## What to do
Would you repeat each line below exactly, without the pictures?

## Extracted entries
──────
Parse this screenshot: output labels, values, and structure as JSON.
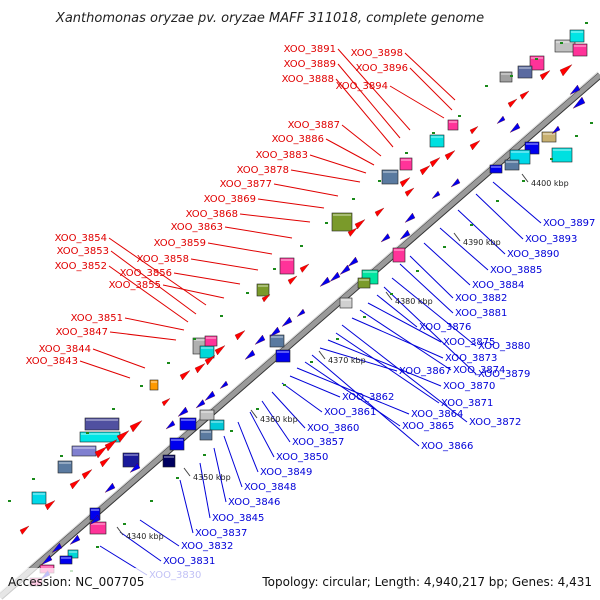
{
  "title": "Xanthomonas oryzae pv. oryzae MAFF 311018, complete genome",
  "footer": {
    "accession": "Accession: NC_007705",
    "topology": "Topology: circular; Length: 4,940,217 bp; Genes: 4,431"
  },
  "scale_ticks": [
    "4340 kbp",
    "4350 kbp",
    "4360 kbp",
    "4370 kbp",
    "4380 kbp",
    "4390 kbp",
    "4400 kbp"
  ],
  "top_strand_labels": [
    "XOO_3898",
    "XOO_3896",
    "XOO_3894",
    "XOO_3891",
    "XOO_3889",
    "XOO_3888",
    "XOO_3887",
    "XOO_3886",
    "XOO_3883",
    "XOO_3878",
    "XOO_3877",
    "XOO_3869",
    "XOO_3868",
    "XOO_3863",
    "XOO_3859",
    "XOO_3858",
    "XOO_3856",
    "XOO_3855",
    "XOO_3854",
    "XOO_3853",
    "XOO_3852",
    "XOO_3851",
    "XOO_3847",
    "XOO_3844",
    "XOO_3843"
  ],
  "bottom_strand_labels": [
    "XOO_3897",
    "XOO_3893",
    "XOO_3890",
    "XOO_3885",
    "XOO_3884",
    "XOO_3882",
    "XOO_3881",
    "XOO_3880",
    "XOO_3879",
    "XOO_3876",
    "XOO_3875",
    "XOO_3874",
    "XOO_3873",
    "XOO_3872",
    "XOO_3871",
    "XOO_3870",
    "XOO_3867",
    "XOO_3866",
    "XOO_3865",
    "XOO_3864",
    "XOO_3862",
    "XOO_3861",
    "XOO_3860",
    "XOO_3857",
    "XOO_3850",
    "XOO_3849",
    "XOO_3848",
    "XOO_3846",
    "XOO_3845",
    "XOO_3837",
    "XOO_3832",
    "XOO_3831",
    "XOO_3830"
  ],
  "colors": {
    "backbone": "#808080",
    "top_label": "#e00000",
    "bottom_label": "#0000d8",
    "forward_gene": "#ff0000",
    "reverse_gene": "#0000ee",
    "marker": "#1a8a1a"
  }
}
──────
## Task response
Parse this screenshot: output labels, values, and structure as JSON.
{
  "title": "Xanthomonas oryzae pv. oryzae MAFF 311018, complete genome",
  "footer": {
    "accession": "Accession: NC_007705",
    "topology": "Topology: circular; Length: 4,940,217 bp; Genes: 4,431"
  },
  "scale_ticks": [
    "4340 kbp",
    "4350 kbp",
    "4360 kbp",
    "4370 kbp",
    "4380 kbp",
    "4390 kbp",
    "4400 kbp"
  ],
  "top_strand_labels": [
    "XOO_3898",
    "XOO_3896",
    "XOO_3894",
    "XOO_3891",
    "XOO_3889",
    "XOO_3888",
    "XOO_3887",
    "XOO_3886",
    "XOO_3883",
    "XOO_3878",
    "XOO_3877",
    "XOO_3869",
    "XOO_3868",
    "XOO_3863",
    "XOO_3859",
    "XOO_3858",
    "XOO_3856",
    "XOO_3855",
    "XOO_3854",
    "XOO_3853",
    "XOO_3852",
    "XOO_3851",
    "XOO_3847",
    "XOO_3844",
    "XOO_3843"
  ],
  "bottom_strand_labels": [
    "XOO_3897",
    "XOO_3893",
    "XOO_3890",
    "XOO_3885",
    "XOO_3884",
    "XOO_3882",
    "XOO_3881",
    "XOO_3880",
    "XOO_3879",
    "XOO_3876",
    "XOO_3875",
    "XOO_3874",
    "XOO_3873",
    "XOO_3872",
    "XOO_3871",
    "XOO_3870",
    "XOO_3867",
    "XOO_3866",
    "XOO_3865",
    "XOO_3864",
    "XOO_3862",
    "XOO_3861",
    "XOO_3860",
    "XOO_3857",
    "XOO_3850",
    "XOO_3849",
    "XOO_3848",
    "XOO_3846",
    "XOO_3845",
    "XOO_3837",
    "XOO_3832",
    "XOO_3831",
    "XOO_3830"
  ],
  "colors": {
    "backbone": "#808080",
    "top_label": "#e00000",
    "bottom_label": "#0000d8",
    "forward_gene": "#ff0000",
    "reverse_gene": "#0000ee",
    "marker": "#1a8a1a"
  }
}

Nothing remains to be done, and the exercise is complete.